EXERCISE INSTRUCTIONS
Your task is to copy every line of the records below that contains "screenshot".

------ PROVIDED DATA

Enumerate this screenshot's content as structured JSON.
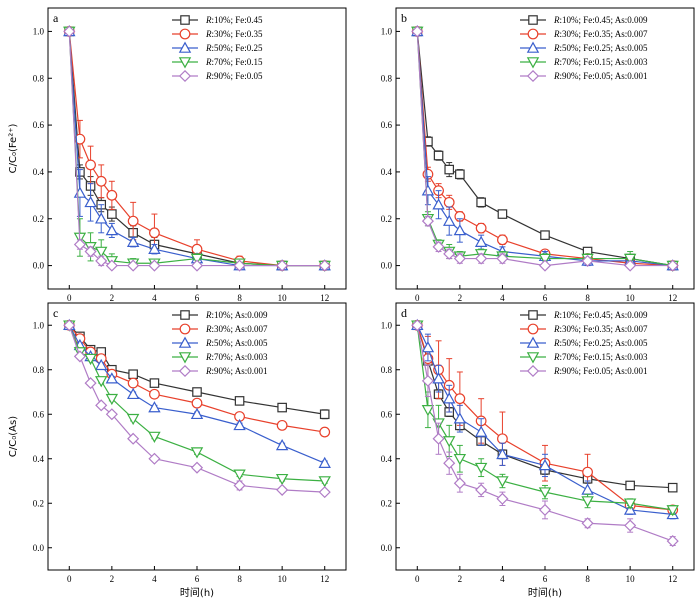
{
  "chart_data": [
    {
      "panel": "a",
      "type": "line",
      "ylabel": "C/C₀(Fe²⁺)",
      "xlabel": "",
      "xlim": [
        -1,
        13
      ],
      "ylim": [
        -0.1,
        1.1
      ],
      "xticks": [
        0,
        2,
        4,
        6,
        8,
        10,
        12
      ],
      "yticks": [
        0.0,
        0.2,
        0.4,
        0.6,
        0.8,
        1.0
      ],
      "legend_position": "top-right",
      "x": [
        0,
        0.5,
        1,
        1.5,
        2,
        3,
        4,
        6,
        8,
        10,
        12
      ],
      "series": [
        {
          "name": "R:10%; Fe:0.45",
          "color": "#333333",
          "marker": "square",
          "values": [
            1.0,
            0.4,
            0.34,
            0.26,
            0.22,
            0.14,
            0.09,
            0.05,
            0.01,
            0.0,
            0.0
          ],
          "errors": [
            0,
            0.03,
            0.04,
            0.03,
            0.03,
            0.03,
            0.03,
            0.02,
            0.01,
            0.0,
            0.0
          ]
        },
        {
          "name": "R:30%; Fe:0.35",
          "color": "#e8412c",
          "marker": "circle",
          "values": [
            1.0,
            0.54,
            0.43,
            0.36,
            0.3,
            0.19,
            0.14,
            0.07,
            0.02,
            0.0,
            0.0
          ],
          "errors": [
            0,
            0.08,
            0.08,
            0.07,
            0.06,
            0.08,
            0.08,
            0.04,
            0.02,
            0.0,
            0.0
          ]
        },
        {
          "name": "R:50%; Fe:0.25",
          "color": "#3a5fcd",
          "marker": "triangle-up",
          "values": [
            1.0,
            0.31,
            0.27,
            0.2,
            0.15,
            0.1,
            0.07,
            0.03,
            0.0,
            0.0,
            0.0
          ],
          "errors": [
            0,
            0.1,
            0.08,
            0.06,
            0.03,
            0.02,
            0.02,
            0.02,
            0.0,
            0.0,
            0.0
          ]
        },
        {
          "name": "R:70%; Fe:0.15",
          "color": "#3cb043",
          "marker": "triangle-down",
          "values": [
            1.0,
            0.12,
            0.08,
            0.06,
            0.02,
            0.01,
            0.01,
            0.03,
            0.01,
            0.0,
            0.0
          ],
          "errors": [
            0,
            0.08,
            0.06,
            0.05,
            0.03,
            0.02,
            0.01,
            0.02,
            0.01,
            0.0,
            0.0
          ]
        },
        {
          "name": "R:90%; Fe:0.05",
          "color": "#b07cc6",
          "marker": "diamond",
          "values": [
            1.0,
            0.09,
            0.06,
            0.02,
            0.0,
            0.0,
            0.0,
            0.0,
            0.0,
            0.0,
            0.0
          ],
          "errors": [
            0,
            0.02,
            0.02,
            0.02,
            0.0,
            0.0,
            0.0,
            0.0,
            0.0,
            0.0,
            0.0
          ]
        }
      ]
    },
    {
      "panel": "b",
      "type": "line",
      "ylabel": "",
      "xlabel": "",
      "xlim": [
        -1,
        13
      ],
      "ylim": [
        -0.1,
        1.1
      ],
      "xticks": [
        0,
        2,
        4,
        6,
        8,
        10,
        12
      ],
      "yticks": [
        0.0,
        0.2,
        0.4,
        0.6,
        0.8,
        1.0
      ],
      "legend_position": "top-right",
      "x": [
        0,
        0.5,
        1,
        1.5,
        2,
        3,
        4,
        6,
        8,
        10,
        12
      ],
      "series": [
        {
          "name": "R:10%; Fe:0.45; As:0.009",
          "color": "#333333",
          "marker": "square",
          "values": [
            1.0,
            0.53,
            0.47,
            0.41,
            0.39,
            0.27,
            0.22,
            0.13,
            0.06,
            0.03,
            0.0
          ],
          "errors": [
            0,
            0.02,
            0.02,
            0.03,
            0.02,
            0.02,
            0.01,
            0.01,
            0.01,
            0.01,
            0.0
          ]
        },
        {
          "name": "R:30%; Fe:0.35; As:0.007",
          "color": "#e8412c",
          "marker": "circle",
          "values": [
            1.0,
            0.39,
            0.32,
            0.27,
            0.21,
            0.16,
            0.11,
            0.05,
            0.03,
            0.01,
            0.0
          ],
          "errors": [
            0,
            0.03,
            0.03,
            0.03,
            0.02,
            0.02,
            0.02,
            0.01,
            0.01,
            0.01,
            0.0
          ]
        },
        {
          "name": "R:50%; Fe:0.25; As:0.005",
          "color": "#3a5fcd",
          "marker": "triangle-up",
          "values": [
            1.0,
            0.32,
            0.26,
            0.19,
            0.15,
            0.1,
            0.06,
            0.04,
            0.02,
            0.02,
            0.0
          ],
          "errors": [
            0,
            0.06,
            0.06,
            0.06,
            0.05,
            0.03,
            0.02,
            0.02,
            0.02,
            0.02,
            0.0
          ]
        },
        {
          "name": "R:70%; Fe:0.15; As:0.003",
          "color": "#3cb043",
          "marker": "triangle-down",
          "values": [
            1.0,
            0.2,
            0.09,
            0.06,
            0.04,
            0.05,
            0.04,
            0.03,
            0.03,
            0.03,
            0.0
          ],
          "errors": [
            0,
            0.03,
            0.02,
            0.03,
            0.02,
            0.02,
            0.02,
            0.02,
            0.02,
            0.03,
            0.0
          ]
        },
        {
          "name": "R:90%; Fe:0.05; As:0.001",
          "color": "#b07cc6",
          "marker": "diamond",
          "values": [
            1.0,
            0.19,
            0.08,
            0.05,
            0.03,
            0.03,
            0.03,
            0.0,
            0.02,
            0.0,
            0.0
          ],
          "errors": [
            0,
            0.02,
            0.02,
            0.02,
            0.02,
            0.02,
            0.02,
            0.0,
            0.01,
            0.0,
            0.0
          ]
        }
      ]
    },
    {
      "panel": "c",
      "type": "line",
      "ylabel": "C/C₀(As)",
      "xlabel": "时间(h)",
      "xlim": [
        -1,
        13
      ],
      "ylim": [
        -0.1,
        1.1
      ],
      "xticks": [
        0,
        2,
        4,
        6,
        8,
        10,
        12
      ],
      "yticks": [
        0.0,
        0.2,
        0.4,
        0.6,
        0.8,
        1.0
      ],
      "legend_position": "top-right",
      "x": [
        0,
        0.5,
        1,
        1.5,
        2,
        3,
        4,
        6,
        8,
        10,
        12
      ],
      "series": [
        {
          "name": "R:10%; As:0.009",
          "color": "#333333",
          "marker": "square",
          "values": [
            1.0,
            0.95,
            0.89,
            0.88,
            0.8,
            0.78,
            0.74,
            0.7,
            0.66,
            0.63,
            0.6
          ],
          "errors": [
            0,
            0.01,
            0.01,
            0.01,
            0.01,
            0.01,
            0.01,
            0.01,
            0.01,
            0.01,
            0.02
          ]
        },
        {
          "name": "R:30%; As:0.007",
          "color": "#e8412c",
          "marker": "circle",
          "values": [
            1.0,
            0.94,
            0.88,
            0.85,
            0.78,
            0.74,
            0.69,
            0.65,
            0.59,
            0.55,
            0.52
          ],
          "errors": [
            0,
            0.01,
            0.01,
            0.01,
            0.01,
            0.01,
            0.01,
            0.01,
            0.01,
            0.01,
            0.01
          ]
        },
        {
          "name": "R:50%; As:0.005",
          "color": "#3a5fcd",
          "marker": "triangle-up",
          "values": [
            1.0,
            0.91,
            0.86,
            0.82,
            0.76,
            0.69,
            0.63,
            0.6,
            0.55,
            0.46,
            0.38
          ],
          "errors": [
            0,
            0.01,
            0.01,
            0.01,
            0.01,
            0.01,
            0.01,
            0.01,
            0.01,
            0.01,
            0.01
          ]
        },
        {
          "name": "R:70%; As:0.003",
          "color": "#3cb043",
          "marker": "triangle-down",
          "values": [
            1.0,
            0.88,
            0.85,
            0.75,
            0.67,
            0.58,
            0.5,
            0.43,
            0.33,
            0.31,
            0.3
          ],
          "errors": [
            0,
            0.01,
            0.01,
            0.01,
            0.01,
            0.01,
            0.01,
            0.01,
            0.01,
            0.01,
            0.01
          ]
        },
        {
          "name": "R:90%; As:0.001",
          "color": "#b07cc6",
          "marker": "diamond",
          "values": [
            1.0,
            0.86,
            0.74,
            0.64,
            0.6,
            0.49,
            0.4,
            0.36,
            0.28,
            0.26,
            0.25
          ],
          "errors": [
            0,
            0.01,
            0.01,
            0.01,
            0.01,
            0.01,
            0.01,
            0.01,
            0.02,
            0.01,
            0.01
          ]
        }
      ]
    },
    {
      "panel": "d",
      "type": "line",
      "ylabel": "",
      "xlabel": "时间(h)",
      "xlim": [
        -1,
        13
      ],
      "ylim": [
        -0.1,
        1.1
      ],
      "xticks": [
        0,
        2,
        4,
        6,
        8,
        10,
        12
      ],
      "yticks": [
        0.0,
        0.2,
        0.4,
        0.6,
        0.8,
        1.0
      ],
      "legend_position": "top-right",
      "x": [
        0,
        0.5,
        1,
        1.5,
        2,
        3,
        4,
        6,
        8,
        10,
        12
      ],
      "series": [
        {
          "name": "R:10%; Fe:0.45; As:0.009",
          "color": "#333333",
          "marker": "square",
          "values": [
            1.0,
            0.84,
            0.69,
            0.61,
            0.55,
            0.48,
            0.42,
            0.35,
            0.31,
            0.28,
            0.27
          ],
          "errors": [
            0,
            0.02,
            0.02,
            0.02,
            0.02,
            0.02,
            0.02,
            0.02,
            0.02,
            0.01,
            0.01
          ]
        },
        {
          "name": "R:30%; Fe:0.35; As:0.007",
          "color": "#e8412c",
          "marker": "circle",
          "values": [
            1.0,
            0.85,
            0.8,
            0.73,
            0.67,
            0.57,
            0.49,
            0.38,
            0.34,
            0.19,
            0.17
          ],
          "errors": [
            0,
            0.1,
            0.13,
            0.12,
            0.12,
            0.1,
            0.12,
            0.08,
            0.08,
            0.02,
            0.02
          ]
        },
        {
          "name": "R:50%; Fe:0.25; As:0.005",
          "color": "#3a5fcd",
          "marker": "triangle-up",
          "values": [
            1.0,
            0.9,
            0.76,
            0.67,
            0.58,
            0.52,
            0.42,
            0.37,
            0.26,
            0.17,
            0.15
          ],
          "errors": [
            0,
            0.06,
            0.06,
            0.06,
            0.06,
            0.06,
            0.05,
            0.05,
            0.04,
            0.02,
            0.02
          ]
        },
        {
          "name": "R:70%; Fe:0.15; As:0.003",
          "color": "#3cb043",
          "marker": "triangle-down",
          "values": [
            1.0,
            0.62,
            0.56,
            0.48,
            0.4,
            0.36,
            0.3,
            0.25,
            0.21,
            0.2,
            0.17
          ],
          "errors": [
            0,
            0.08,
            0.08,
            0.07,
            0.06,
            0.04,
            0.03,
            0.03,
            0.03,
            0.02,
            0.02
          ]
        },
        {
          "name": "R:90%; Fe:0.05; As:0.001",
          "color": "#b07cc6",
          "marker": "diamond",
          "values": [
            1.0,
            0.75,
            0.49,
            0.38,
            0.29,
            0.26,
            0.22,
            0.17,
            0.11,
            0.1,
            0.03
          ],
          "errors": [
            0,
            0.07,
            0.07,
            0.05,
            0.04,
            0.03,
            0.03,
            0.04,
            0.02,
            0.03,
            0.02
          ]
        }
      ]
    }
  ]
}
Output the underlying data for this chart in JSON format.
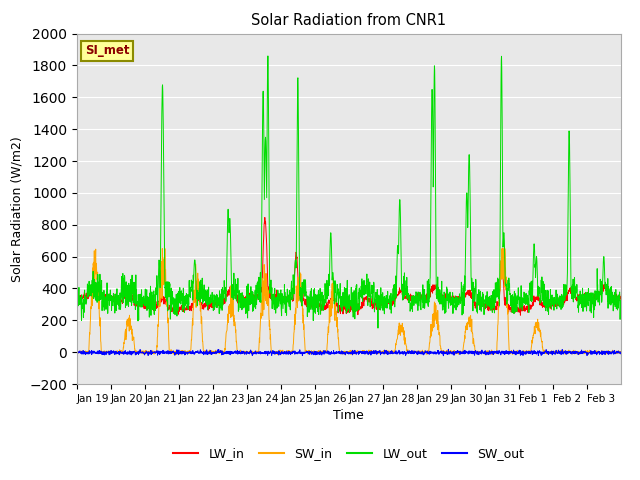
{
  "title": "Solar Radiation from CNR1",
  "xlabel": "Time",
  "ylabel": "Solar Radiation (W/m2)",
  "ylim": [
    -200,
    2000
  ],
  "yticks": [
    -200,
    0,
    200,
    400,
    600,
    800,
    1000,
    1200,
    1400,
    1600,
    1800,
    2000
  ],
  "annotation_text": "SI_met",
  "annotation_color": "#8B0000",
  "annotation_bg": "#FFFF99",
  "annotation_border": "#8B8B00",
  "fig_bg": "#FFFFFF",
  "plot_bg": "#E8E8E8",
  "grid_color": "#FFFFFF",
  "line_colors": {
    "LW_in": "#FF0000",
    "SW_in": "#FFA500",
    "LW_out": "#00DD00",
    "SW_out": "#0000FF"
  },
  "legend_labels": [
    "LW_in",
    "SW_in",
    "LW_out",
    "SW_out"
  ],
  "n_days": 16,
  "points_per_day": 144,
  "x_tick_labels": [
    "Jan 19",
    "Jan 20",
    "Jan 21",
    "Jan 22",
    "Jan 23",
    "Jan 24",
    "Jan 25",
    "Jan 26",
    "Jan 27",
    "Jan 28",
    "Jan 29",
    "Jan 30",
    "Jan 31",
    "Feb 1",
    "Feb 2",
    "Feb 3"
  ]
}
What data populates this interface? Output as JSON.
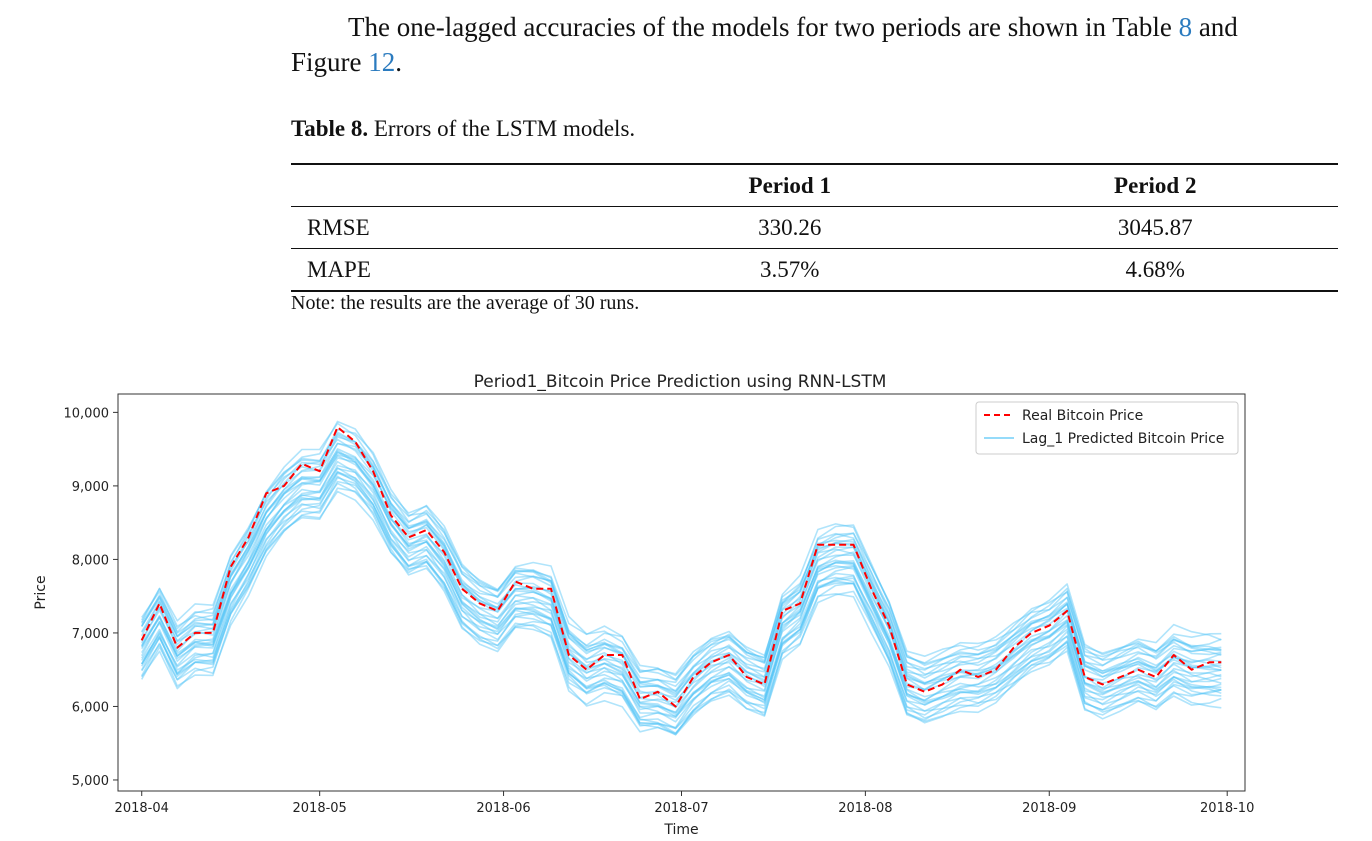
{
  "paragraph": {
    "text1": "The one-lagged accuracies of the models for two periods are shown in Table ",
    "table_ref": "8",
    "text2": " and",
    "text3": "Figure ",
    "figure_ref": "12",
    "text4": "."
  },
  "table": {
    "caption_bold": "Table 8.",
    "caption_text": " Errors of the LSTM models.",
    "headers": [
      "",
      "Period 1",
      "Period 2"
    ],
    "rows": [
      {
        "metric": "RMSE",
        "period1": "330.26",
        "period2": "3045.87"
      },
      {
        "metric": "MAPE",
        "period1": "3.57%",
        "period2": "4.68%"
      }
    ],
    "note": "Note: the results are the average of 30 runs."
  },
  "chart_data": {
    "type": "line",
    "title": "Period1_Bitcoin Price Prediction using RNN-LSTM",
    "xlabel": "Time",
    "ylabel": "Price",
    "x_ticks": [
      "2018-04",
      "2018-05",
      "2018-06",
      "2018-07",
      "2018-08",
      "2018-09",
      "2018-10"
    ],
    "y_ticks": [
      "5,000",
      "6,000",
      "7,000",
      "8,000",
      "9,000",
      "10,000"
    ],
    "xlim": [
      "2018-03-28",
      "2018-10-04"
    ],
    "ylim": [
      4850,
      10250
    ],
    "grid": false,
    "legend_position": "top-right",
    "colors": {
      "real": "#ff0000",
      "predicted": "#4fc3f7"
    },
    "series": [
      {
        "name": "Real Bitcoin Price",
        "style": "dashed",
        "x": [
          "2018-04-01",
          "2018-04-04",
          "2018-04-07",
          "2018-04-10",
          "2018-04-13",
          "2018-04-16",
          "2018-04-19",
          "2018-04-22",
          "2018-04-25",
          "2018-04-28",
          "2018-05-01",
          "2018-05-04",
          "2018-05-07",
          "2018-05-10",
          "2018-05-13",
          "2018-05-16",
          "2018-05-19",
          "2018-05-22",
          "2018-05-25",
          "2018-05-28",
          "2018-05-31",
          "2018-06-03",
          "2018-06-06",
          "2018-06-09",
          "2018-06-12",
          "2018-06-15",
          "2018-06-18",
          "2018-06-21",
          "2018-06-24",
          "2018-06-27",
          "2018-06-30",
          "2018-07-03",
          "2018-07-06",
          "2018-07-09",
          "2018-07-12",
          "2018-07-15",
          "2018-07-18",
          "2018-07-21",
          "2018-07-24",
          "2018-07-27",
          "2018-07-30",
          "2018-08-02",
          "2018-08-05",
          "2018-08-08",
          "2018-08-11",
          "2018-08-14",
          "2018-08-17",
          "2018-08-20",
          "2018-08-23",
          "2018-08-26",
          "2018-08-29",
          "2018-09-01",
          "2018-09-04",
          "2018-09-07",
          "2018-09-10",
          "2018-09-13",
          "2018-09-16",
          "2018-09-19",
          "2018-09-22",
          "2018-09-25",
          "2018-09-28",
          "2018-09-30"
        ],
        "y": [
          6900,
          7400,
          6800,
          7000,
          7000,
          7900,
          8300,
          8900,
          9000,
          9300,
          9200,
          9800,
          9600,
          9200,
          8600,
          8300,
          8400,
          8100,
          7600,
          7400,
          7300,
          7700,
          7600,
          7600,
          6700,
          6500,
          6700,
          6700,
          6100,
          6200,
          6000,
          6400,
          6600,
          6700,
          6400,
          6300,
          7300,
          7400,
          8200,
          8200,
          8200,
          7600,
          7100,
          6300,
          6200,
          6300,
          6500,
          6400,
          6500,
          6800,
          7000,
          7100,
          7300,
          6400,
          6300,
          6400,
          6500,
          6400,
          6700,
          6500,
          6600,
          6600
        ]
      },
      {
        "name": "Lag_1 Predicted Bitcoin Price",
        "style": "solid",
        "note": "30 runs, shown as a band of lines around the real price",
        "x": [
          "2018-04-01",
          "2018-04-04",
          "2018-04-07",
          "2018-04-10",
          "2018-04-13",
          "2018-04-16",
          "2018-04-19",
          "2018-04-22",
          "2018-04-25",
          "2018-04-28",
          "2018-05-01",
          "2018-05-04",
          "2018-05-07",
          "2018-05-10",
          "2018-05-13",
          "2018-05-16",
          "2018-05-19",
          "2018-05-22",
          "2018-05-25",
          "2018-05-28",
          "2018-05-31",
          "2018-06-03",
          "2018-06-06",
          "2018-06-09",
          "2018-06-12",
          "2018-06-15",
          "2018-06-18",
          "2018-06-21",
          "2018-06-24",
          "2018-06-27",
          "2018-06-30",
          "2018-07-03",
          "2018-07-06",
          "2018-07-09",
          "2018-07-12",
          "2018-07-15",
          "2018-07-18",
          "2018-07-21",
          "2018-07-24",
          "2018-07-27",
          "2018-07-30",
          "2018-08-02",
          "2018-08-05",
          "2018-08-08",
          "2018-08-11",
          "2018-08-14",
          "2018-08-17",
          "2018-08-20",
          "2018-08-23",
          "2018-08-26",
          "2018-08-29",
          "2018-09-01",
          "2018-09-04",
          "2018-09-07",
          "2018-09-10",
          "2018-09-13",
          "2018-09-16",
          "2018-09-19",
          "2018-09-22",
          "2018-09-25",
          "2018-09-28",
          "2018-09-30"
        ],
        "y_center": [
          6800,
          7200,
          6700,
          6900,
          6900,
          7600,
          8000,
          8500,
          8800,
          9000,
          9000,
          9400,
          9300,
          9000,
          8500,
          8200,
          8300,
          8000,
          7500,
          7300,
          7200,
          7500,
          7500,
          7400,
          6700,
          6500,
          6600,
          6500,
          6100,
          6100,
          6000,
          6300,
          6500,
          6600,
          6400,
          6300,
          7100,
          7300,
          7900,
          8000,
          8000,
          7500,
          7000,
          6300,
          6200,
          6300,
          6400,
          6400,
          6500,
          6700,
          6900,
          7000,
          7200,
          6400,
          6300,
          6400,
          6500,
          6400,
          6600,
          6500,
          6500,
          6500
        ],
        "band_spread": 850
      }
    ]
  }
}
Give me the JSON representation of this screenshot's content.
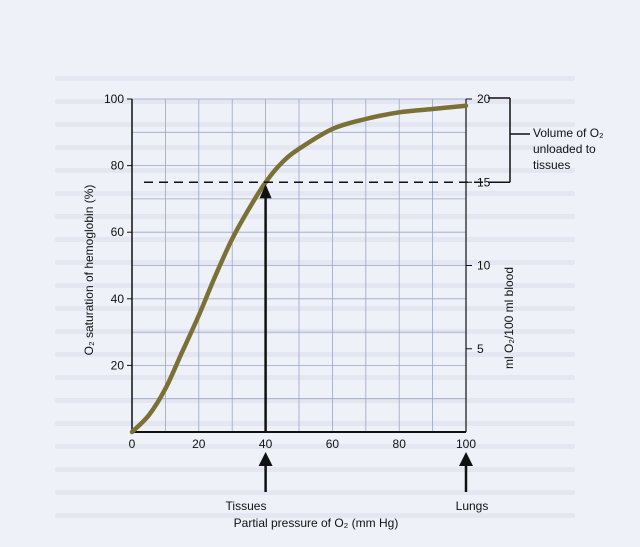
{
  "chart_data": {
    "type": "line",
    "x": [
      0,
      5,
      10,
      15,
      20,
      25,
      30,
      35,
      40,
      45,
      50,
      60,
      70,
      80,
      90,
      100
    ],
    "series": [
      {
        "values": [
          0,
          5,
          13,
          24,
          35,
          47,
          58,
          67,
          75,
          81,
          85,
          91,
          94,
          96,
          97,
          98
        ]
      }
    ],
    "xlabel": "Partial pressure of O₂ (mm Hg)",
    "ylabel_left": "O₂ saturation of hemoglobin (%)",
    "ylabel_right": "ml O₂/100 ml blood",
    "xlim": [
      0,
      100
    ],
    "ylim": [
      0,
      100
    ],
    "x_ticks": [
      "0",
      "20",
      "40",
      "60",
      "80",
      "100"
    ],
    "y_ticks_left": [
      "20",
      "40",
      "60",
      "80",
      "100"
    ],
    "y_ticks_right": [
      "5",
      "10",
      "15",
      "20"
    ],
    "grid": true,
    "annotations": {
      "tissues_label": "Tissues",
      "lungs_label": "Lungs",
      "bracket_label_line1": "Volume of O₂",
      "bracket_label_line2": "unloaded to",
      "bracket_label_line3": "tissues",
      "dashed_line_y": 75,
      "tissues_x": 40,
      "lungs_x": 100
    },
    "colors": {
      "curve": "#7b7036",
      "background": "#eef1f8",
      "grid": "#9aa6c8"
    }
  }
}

------------

RESULT OF THE EXERCISE
Enumerate this screenshot's content as structured JSON.
Give me the JSON representation of this screenshot's content.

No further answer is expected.